- EXERCISE DATA -
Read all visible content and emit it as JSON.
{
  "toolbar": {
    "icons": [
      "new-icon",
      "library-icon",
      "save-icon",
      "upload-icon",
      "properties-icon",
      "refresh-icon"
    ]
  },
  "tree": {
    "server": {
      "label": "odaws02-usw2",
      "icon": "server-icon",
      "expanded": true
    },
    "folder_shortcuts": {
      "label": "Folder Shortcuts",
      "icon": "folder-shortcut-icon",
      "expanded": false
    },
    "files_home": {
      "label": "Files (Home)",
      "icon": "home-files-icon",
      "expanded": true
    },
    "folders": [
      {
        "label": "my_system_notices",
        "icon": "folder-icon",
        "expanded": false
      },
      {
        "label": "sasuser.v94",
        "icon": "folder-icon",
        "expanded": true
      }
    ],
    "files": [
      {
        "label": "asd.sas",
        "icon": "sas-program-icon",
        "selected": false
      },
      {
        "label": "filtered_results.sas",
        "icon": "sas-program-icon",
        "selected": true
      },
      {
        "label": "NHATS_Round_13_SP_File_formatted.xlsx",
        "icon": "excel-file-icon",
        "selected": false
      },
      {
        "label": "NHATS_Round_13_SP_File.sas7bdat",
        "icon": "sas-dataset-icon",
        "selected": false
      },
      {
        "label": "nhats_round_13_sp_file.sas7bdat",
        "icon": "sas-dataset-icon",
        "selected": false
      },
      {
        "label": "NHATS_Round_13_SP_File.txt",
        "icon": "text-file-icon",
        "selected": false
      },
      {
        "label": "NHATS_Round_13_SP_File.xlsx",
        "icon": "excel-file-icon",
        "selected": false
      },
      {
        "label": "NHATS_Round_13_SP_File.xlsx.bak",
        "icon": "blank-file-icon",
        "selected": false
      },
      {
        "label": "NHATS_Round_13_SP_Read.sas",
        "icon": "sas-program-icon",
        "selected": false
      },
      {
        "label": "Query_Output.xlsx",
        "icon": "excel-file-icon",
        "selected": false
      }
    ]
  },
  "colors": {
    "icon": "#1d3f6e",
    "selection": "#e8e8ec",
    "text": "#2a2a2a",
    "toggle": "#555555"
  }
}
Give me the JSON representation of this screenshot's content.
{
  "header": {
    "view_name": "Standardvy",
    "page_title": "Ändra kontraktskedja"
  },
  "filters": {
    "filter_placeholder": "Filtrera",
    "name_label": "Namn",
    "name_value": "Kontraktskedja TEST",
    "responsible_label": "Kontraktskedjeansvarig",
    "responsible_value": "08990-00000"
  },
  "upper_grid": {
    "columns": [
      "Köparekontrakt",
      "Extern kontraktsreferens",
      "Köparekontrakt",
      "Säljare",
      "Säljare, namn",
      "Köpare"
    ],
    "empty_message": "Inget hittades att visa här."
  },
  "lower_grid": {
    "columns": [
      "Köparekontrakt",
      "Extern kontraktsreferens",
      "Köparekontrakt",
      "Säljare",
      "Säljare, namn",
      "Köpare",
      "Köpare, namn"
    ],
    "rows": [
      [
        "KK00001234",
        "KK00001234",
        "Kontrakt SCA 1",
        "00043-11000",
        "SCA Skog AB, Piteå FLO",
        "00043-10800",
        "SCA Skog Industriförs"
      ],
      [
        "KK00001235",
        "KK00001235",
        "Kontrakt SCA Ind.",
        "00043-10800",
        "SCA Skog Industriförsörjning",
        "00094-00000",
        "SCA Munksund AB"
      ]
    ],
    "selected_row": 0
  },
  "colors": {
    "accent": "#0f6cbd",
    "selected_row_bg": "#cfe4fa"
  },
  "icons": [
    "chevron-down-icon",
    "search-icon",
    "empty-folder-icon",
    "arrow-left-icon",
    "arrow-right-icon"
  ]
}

- CHALLENGE -
Repeat every entry exactly as written above.

- COMPLETE RESPONSE -
Read all visible content and emit it as JSON.
{
  "toolbar": {
    "icons": [
      "new-icon",
      "library-icon",
      "save-icon",
      "upload-icon",
      "properties-icon",
      "refresh-icon"
    ]
  },
  "tree": {
    "server": {
      "label": "odaws02-usw2",
      "icon": "server-icon",
      "expanded": true
    },
    "folder_shortcuts": {
      "label": "Folder Shortcuts",
      "icon": "folder-shortcut-icon",
      "expanded": false
    },
    "files_home": {
      "label": "Files (Home)",
      "icon": "home-files-icon",
      "expanded": true
    },
    "folders": [
      {
        "label": "my_system_notices",
        "icon": "folder-icon",
        "expanded": false
      },
      {
        "label": "sasuser.v94",
        "icon": "folder-icon",
        "expanded": true
      }
    ],
    "files": [
      {
        "label": "asd.sas",
        "icon": "sas-program-icon",
        "selected": false
      },
      {
        "label": "filtered_results.sas",
        "icon": "sas-program-icon",
        "selected": true
      },
      {
        "label": "NHATS_Round_13_SP_File_formatted.xlsx",
        "icon": "excel-file-icon",
        "selected": false
      },
      {
        "label": "NHATS_Round_13_SP_File.sas7bdat",
        "icon": "sas-dataset-icon",
        "selected": false
      },
      {
        "label": "nhats_round_13_sp_file.sas7bdat",
        "icon": "sas-dataset-icon",
        "selected": false
      },
      {
        "label": "NHATS_Round_13_SP_File.txt",
        "icon": "text-file-icon",
        "selected": false
      },
      {
        "label": "NHATS_Round_13_SP_File.xlsx",
        "icon": "excel-file-icon",
        "selected": false
      },
      {
        "label": "NHATS_Round_13_SP_File.xlsx.bak",
        "icon": "blank-file-icon",
        "selected": false
      },
      {
        "label": "NHATS_Round_13_SP_Read.sas",
        "icon": "sas-program-icon",
        "selected": false
      },
      {
        "label": "Query_Output.xlsx",
        "icon": "excel-file-icon",
        "selected": false
      }
    ]
  },
  "colors": {
    "icon": "#1d3f6e",
    "selection": "#e8e8ec",
    "text": "#2a2a2a",
    "toggle": "#555555"
  }
}
Give me the JSON representation of this screenshot's content.
{
  "header": {
    "view_name": "Standardvy",
    "page_title": "Ändra kontraktskedja"
  },
  "filters": {
    "filter_placeholder": "Filtrera",
    "name_label": "Namn",
    "name_value": "Kontraktskedja TEST",
    "responsible_label": "Kontraktskedjeansvarig",
    "responsible_value": "08990-00000"
  },
  "upper_grid": {
    "columns": [
      "Köparekontrakt",
      "Extern kontraktsreferens",
      "Köparekontrakt",
      "Säljare",
      "Säljare, namn",
      "Köpare"
    ],
    "empty_message": "Inget hittades att visa här."
  },
  "lower_grid": {
    "columns": [
      "Köparekontrakt",
      "Extern kontraktsreferens",
      "Köparekontrakt",
      "Säljare",
      "Säljare, namn",
      "Köpare",
      "Köpare, namn"
    ],
    "rows": [
      [
        "KK00001234",
        "KK00001234",
        "Kontrakt SCA 1",
        "00043-11000",
        "SCA Skog AB, Piteå FLO",
        "00043-10800",
        "SCA Skog Industriförs"
      ],
      [
        "KK00001235",
        "KK00001235",
        "Kontrakt SCA Ind.",
        "00043-10800",
        "SCA Skog Industriförsörjning",
        "00094-00000",
        "SCA Munksund AB"
      ]
    ],
    "selected_row": 0
  },
  "colors": {
    "accent": "#0f6cbd",
    "selected_row_bg": "#cfe4fa"
  },
  "icons": [
    "chevron-down-icon",
    "search-icon",
    "empty-folder-icon",
    "arrow-left-icon",
    "arrow-right-icon"
  ]
}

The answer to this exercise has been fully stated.